** BEGIN **

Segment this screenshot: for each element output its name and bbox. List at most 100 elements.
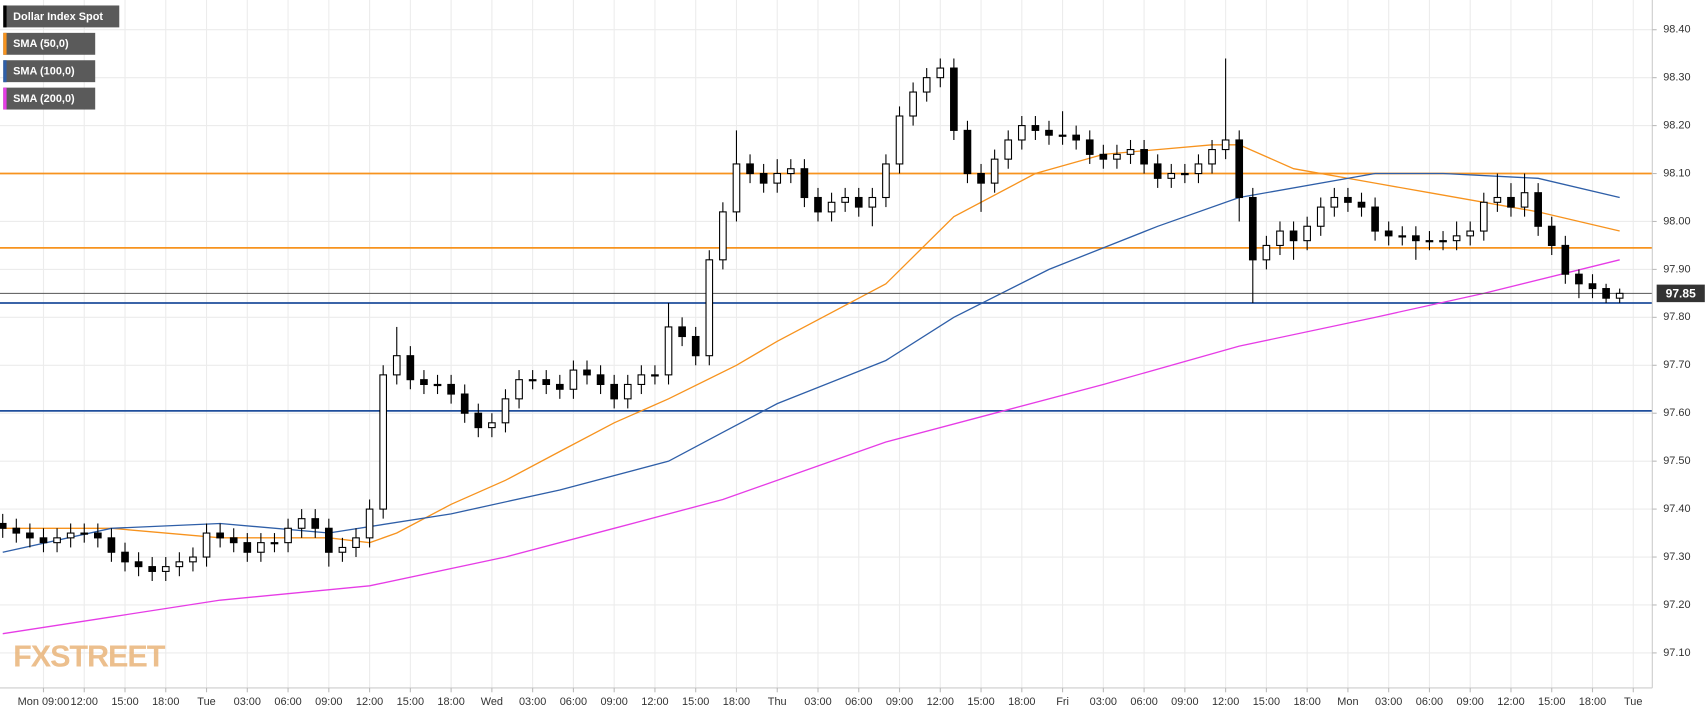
candle-body [121,551,129,563]
candle-body [664,326,673,376]
candle-body [691,335,700,357]
x-tick-label: 06:00 [560,696,587,708]
candle-body [1344,196,1352,203]
candle-body [1534,192,1542,227]
candle-body [963,129,972,175]
candle-body [732,163,741,213]
x-tick-label: Thu [768,696,787,708]
candle-body [841,196,849,203]
legend-label: Dollar Index Spot [13,11,103,23]
y-tick-label: 97.20 [1663,599,1690,611]
x-tick-label: 18:00 [1008,696,1035,708]
candle-body [338,546,347,553]
candle-body [1357,201,1366,208]
candle-body [936,67,945,79]
candle-body [1425,240,1434,243]
candle-body [1547,225,1556,246]
y-tick-label: 98.00 [1663,215,1690,227]
candle-body [297,518,306,529]
legend-box [3,60,96,83]
candle-body [814,196,822,213]
candle-body [1221,139,1230,151]
legend-swatch [3,32,7,55]
candle-body [501,398,510,424]
candle-body [1072,134,1080,141]
sma-line [2,144,1620,544]
candle-body [1208,149,1216,165]
legend-box [3,32,96,55]
x-tick-label: 03:00 [519,696,546,708]
x-tick-label: 15:00 [397,696,424,708]
x-tick-label: 18:00 [723,696,750,708]
x-tick-label: 12:00 [1212,696,1239,708]
candle-body [868,196,877,208]
candle-body [189,556,197,563]
candle-body [1561,244,1570,275]
candle-body [1262,244,1271,261]
candle-body [406,355,415,381]
y-tick-label: 97.40 [1663,503,1690,515]
candle-body [1466,230,1475,237]
candle-body [922,77,931,93]
candle-body [759,172,768,184]
candle-body [284,527,292,544]
y-tick-label: 98.20 [1663,119,1690,131]
candle-body [1276,230,1284,246]
candle-body [1412,235,1420,242]
candle-body [1507,196,1515,208]
candle-body [1289,230,1298,242]
x-tick-label: 03:00 [1090,696,1117,708]
legend-swatch [3,60,7,83]
legend-box [3,87,96,110]
y-tick-label: 98.10 [1663,167,1690,179]
y-tick-label: 97.70 [1663,359,1690,371]
candle-body [542,379,551,386]
x-tick-label: 09:00 [1457,696,1484,708]
candle-body [161,566,170,572]
candle-body [80,532,89,535]
legend-box [3,5,120,28]
x-tick-label: Fri [1056,696,1069,708]
x-tick-label: 15:00 [967,696,994,708]
price-tag-label: 97.85 [1666,287,1696,301]
candle-body [148,566,157,572]
candle-body [977,172,985,184]
sma-line [2,259,1620,635]
x-tick-label: 15:00 [1253,696,1280,708]
candle-body [107,537,116,553]
legend-swatch [3,87,7,110]
candle-body [379,374,388,510]
x-tick-label: 15:00 [1538,696,1565,708]
candle-body [1384,230,1393,237]
candle-body [950,67,958,131]
x-tick-label: Tue [1624,696,1642,708]
candle-body [94,532,102,539]
candle-body [1493,196,1502,203]
x-tick-label: 03:00 [234,696,261,708]
candle-body [1167,172,1176,179]
y-tick-label: 97.50 [1663,455,1690,467]
candle-body [365,508,374,539]
axes: 97.10 97.20 97.30 97.40 97.50 97.60 97.70 97.80… [18,24,1705,708]
x-tick-label: 09:00 [315,696,342,708]
candle-body [1452,235,1461,242]
x-tick-label: 18:00 [1579,696,1606,708]
candle-body [596,374,605,386]
candle-body [1099,153,1108,160]
candle-body [827,201,836,213]
candle-body [1303,225,1311,242]
x-tick-label: 12:00 [641,696,668,708]
candle-body [1058,134,1067,137]
candle-body [1017,125,1026,141]
candle-body [39,537,48,544]
candle-body [909,91,917,117]
candle-body [474,412,483,429]
candle-body [447,383,455,395]
candle-body [324,527,333,553]
candle-body [1575,273,1583,285]
y-tick-label: 97.80 [1663,311,1690,323]
candle-body [311,518,320,529]
x-tick-label: 06:00 [274,696,301,708]
x-tick-label: 18:00 [1293,696,1320,708]
candle-body [1479,201,1488,232]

** END **

## Requirement
Which lines of the records above contain the string "legend", with case counting? List each such line in full.

## Solution for this task
legend-label: Dollar Index Spot [13,11,103,23]
legend-box [3,60,96,83]
legend-swatch [3,32,7,55]
legend-box [3,32,96,55]
legend-swatch [3,60,7,83]
legend-box [3,87,96,110]
legend-box [3,5,120,28]
legend-swatch [3,87,7,110]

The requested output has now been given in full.